→ THE EXERCISE
What is the number of lines containing the string "cccccc"? Answer with the number only.

→ RECORD EXTRACTS
◆ ◆ ◆ ◆

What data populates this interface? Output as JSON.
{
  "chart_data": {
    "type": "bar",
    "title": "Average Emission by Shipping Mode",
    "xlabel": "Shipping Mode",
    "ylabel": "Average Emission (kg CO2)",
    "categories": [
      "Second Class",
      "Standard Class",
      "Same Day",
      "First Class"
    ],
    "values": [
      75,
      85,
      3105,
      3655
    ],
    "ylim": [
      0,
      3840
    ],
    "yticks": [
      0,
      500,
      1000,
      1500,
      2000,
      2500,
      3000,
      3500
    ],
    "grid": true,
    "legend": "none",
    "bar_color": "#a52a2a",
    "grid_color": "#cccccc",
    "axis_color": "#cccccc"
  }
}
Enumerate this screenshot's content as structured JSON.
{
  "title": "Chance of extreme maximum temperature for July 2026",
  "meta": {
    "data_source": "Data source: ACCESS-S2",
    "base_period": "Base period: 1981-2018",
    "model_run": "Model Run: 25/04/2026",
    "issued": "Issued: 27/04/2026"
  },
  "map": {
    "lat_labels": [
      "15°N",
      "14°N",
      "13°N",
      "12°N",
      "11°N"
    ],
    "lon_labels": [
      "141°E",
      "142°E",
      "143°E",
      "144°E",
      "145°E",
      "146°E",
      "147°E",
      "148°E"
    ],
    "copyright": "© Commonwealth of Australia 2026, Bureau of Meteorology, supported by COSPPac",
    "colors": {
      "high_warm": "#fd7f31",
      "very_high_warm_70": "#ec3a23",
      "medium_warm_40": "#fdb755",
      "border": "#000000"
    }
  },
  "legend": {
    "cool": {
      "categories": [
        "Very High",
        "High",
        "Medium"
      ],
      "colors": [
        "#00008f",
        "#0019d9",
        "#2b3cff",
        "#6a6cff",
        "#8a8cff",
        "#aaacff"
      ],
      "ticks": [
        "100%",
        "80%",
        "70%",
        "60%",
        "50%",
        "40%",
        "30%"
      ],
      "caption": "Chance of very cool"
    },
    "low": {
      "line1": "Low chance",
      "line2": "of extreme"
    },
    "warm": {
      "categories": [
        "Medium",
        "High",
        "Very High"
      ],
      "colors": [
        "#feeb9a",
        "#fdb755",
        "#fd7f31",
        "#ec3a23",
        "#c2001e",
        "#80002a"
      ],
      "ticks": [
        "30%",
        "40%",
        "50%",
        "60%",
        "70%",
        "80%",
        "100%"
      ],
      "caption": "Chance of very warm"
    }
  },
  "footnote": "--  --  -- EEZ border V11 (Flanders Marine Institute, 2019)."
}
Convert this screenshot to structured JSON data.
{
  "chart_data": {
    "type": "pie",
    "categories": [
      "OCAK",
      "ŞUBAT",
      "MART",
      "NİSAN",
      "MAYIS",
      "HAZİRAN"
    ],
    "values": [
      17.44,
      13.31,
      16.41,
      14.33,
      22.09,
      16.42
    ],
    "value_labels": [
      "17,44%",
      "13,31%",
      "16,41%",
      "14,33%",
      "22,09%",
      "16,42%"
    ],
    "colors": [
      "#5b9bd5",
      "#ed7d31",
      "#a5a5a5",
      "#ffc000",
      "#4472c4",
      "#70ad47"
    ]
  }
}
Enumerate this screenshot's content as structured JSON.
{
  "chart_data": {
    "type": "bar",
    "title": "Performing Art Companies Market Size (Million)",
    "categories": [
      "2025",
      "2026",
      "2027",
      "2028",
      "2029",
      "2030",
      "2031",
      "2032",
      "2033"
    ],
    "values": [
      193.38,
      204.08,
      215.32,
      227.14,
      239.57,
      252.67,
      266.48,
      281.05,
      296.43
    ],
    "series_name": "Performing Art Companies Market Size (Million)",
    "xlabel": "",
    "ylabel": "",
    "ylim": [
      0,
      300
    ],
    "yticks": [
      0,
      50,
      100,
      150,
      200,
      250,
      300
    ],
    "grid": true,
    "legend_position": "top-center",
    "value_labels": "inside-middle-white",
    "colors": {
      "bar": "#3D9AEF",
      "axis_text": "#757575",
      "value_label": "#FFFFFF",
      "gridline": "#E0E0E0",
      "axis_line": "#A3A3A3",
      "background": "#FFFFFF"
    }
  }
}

◆ ◆ ◆ ◆

→ ANSWER IN FULL
2